Article:
Partition: How to add a wait after every partition
Asked Answered
M

1

1

I have an API that has accepts 20 requests per minute, after that, I need to wait for 1 minute before querying it. I have a list of items (usually 1000+) whose details I need to query from the API, my thought was I could use Partitioner to partition my list into 20 items/requests but soon I realized the Partitioner does not work like that, my 2nd thought was adding a delay in the partition but that too is a bad idea, from my understanding it adds a delay after every request which is not needed, instead, I need a delay after every Partition. Below is my code:

public static async Task<IEnumerable<V>> ForEachAsync<T, V>(this IEnumerable<T> source,
    int degreeOfParallelism, Func<T, Task<V>> body, CancellationToken token,
    [Optional] int delay)
{
    var whenAll = await Task.WhenAll(
        from partition in Partitioner.Create(source).GetPartitions(degreeOfParallelism)
        select Task.Run(async delegate {
            var allResponses = new List<V>();
            using (partition)
                while (partition.MoveNext())

Data excerpt:
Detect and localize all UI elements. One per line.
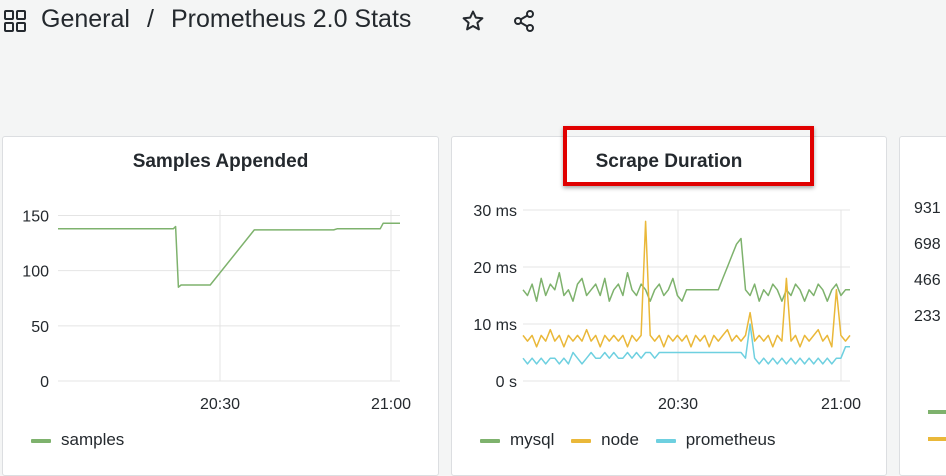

Request: Please summarize the forum question on adding a wait after every partition in two sentences.

Result below: The asker must query an API that accepts only 20 requests per minute for a list of usually more than 1,000 items, waiting a minute once that limit is reached. They first hoped Partitioner could split the list into groups of 20 requests and then thought of adding a delay inside the partition, but that adds a delay after every request when what they need is a delay after every partition.